### SUPPLIED RECORDS

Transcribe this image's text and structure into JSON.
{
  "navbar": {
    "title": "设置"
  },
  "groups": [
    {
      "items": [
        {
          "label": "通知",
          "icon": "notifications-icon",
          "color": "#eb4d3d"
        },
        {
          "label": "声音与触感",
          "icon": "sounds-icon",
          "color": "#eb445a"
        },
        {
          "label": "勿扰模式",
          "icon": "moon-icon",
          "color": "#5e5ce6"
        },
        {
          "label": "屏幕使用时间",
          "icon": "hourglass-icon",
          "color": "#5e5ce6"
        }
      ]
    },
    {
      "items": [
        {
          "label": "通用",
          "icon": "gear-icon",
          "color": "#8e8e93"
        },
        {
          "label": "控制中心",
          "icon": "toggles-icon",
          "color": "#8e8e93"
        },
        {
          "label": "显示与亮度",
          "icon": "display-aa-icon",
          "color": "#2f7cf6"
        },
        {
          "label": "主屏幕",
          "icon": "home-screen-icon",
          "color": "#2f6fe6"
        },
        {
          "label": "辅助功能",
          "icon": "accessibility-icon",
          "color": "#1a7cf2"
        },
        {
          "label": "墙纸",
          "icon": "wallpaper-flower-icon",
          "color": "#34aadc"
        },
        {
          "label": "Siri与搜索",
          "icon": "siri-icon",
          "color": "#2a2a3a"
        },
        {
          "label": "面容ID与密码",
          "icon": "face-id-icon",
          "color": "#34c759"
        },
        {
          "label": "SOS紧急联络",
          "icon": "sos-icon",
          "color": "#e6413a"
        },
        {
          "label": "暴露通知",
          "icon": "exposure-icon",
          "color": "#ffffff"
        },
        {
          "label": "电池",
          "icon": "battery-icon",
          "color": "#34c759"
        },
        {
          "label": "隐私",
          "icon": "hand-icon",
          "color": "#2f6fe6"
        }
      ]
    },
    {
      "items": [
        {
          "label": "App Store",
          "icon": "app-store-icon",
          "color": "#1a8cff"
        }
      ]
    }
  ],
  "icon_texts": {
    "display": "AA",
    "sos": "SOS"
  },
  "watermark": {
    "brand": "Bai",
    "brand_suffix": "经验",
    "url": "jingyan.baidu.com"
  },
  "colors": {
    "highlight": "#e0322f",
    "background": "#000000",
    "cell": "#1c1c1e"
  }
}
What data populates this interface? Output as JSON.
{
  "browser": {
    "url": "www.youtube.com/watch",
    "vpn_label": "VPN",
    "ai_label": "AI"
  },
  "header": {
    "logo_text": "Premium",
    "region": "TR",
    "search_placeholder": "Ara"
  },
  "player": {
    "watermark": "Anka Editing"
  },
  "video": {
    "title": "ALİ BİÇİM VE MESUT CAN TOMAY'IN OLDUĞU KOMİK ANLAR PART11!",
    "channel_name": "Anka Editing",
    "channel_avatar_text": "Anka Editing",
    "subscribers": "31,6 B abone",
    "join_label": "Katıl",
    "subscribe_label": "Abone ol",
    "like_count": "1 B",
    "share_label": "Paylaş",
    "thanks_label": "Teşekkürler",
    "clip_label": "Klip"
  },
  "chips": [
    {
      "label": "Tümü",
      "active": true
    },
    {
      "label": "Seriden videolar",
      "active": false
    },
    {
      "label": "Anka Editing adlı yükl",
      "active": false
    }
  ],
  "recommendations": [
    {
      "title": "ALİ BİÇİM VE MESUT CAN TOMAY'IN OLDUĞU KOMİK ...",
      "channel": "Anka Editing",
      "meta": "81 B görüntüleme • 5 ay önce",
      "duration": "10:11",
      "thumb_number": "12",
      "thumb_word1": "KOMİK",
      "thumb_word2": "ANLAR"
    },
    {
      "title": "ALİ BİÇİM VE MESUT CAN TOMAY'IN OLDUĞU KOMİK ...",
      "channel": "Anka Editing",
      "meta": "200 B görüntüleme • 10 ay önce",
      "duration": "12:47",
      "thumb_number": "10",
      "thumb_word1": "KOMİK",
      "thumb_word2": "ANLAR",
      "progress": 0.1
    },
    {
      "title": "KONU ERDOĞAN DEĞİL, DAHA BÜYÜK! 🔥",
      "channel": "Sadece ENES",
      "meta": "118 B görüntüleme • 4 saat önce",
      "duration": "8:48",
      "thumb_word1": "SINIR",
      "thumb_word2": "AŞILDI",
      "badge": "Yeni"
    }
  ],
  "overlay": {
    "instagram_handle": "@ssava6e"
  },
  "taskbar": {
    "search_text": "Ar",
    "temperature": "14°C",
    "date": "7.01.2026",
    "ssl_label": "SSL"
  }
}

######
### SUPPLIED RECORDS

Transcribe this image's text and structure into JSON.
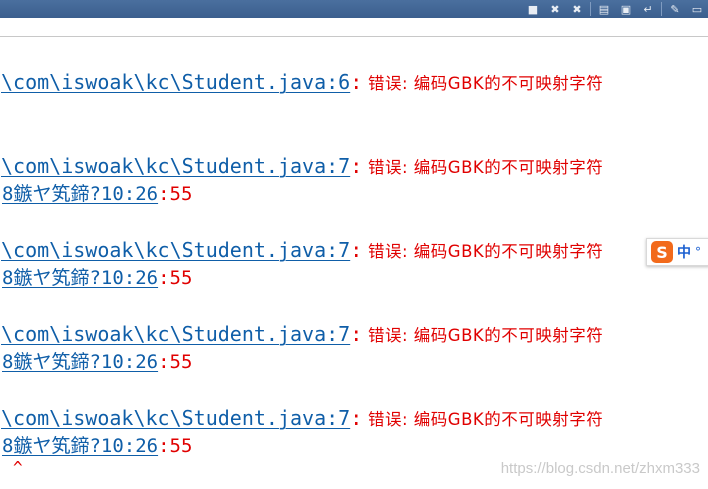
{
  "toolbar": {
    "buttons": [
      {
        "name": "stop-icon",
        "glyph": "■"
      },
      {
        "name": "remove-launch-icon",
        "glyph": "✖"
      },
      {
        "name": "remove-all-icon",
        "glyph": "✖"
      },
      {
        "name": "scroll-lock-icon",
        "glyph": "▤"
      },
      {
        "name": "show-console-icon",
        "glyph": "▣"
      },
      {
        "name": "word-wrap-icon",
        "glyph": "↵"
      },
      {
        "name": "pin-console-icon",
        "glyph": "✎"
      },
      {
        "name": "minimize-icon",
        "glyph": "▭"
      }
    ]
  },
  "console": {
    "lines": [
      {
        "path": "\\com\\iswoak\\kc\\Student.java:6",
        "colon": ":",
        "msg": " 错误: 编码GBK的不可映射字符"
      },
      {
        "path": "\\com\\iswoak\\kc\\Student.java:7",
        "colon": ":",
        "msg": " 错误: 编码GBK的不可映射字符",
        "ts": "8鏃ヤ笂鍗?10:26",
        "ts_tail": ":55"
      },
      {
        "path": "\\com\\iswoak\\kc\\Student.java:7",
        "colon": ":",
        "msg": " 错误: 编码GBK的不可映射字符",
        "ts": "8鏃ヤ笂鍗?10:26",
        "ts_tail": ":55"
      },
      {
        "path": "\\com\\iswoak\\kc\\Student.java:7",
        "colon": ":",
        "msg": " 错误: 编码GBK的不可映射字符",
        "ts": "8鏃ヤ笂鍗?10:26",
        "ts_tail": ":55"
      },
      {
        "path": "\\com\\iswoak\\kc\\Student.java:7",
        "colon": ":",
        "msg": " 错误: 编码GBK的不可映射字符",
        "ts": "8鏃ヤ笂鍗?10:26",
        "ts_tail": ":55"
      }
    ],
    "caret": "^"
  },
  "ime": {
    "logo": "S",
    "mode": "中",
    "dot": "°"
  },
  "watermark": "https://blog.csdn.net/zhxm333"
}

######

## TASK REQUIREMENTS
Look through the data above. Each line containing the word "Anka" needs to be copied.

## RESPONSE FOR THIS EXERCISE
    "watermark": "Anka Editing"
    "channel_name": "Anka Editing",
    "channel_avatar_text": "Anka Editing",
      "label": "Anka Editing adlı yükl",
      "channel": "Anka Editing",
      "channel": "Anka Editing",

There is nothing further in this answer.